§ REQUIRED TASK
Output the entries verbatim, including every line.

++++

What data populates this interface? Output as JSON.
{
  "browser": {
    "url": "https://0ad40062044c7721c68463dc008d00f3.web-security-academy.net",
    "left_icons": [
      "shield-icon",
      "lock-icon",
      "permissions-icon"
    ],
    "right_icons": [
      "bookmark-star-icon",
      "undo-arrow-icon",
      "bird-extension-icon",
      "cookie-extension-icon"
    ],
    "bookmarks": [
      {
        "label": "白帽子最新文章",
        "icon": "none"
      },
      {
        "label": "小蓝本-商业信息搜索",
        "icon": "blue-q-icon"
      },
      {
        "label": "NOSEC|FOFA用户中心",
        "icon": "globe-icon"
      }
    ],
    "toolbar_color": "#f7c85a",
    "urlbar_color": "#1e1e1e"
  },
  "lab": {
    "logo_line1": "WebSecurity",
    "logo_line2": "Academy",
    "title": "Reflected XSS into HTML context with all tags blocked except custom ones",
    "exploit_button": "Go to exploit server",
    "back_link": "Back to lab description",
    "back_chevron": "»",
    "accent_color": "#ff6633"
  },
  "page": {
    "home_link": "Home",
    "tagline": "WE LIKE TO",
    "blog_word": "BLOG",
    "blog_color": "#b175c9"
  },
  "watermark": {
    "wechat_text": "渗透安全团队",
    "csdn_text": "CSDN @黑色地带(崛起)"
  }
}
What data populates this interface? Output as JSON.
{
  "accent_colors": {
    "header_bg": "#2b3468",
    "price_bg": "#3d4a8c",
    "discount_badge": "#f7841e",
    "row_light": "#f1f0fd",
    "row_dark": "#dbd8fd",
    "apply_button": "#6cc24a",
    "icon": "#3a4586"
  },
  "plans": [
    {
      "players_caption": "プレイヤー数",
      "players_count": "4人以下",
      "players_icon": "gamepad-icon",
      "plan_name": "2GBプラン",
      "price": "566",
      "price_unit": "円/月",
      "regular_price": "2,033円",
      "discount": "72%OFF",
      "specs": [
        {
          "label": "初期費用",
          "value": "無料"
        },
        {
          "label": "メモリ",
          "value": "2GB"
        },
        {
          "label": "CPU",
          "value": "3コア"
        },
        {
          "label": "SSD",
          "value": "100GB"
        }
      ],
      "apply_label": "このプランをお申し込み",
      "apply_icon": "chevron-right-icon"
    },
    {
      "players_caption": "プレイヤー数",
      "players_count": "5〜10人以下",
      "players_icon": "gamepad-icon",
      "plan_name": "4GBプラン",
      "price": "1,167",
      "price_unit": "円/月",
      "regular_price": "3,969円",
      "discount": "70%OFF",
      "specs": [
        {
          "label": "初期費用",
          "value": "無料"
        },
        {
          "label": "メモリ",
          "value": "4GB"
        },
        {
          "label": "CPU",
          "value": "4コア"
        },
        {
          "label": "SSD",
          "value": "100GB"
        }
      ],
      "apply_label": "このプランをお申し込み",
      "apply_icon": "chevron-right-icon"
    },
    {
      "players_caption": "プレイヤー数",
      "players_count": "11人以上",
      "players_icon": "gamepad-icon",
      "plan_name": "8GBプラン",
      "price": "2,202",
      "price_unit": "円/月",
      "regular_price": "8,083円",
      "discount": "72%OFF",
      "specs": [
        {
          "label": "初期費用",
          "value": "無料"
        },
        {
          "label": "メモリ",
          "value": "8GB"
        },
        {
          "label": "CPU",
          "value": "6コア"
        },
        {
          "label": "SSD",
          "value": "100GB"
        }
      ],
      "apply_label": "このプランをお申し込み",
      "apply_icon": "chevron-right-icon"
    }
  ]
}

++++

§ FINAL RESULT
What data populates this interface? Output as JSON.
{
  "browser": {
    "url": "https://0ad40062044c7721c68463dc008d00f3.web-security-academy.net",
    "left_icons": [
      "shield-icon",
      "lock-icon",
      "permissions-icon"
    ],
    "right_icons": [
      "bookmark-star-icon",
      "undo-arrow-icon",
      "bird-extension-icon",
      "cookie-extension-icon"
    ],
    "bookmarks": [
      {
        "label": "白帽子最新文章",
        "icon": "none"
      },
      {
        "label": "小蓝本-商业信息搜索",
        "icon": "blue-q-icon"
      },
      {
        "label": "NOSEC|FOFA用户中心",
        "icon": "globe-icon"
      }
    ],
    "toolbar_color": "#f7c85a",
    "urlbar_color": "#1e1e1e"
  },
  "lab": {
    "logo_line1": "WebSecurity",
    "logo_line2": "Academy",
    "title": "Reflected XSS into HTML context with all tags blocked except custom ones",
    "exploit_button": "Go to exploit server",
    "back_link": "Back to lab description",
    "back_chevron": "»",
    "accent_color": "#ff6633"
  },
  "page": {
    "home_link": "Home",
    "tagline": "WE LIKE TO",
    "blog_word": "BLOG",
    "blog_color": "#b175c9"
  },
  "watermark": {
    "wechat_text": "渗透安全团队",
    "csdn_text": "CSDN @黑色地带(崛起)"
  }
}
What data populates this interface? Output as JSON.
{
  "accent_colors": {
    "header_bg": "#2b3468",
    "price_bg": "#3d4a8c",
    "discount_badge": "#f7841e",
    "row_light": "#f1f0fd",
    "row_dark": "#dbd8fd",
    "apply_button": "#6cc24a",
    "icon": "#3a4586"
  },
  "plans": [
    {
      "players_caption": "プレイヤー数",
      "players_count": "4人以下",
      "players_icon": "gamepad-icon",
      "plan_name": "2GBプラン",
      "price": "566",
      "price_unit": "円/月",
      "regular_price": "2,033円",
      "discount": "72%OFF",
      "specs": [
        {
          "label": "初期費用",
          "value": "無料"
        },
        {
          "label": "メモリ",
          "value": "2GB"
        },
        {
          "label": "CPU",
          "value": "3コア"
        },
        {
          "label": "SSD",
          "value": "100GB"
        }
      ],
      "apply_label": "このプランをお申し込み",
      "apply_icon": "chevron-right-icon"
    },
    {
      "players_caption": "プレイヤー数",
      "players_count": "5〜10人以下",
      "players_icon": "gamepad-icon",
      "plan_name": "4GBプラン",
      "price": "1,167",
      "price_unit": "円/月",
      "regular_price": "3,969円",
      "discount": "70%OFF",
      "specs": [
        {
          "label": "初期費用",
          "value": "無料"
        },
        {
          "label": "メモリ",
          "value": "4GB"
        },
        {
          "label": "CPU",
          "value": "4コア"
        },
        {
          "label": "SSD",
          "value": "100GB"
        }
      ],
      "apply_label": "このプランをお申し込み",
      "apply_icon": "chevron-right-icon"
    },
    {
      "players_caption": "プレイヤー数",
      "players_count": "11人以上",
      "players_icon": "gamepad-icon",
      "plan_name": "8GBプラン",
      "price": "2,202",
      "price_unit": "円/月",
      "regular_price": "8,083円",
      "discount": "72%OFF",
      "specs": [
        {
          "label": "初期費用",
          "value": "無料"
        },
        {
          "label": "メモリ",
          "value": "8GB"
        },
        {
          "label": "CPU",
          "value": "6コア"
        },
        {
          "label": "SSD",
          "value": "100GB"
        }
      ],
      "apply_label": "このプランをお申し込み",
      "apply_icon": "chevron-right-icon"
    }
  ]
}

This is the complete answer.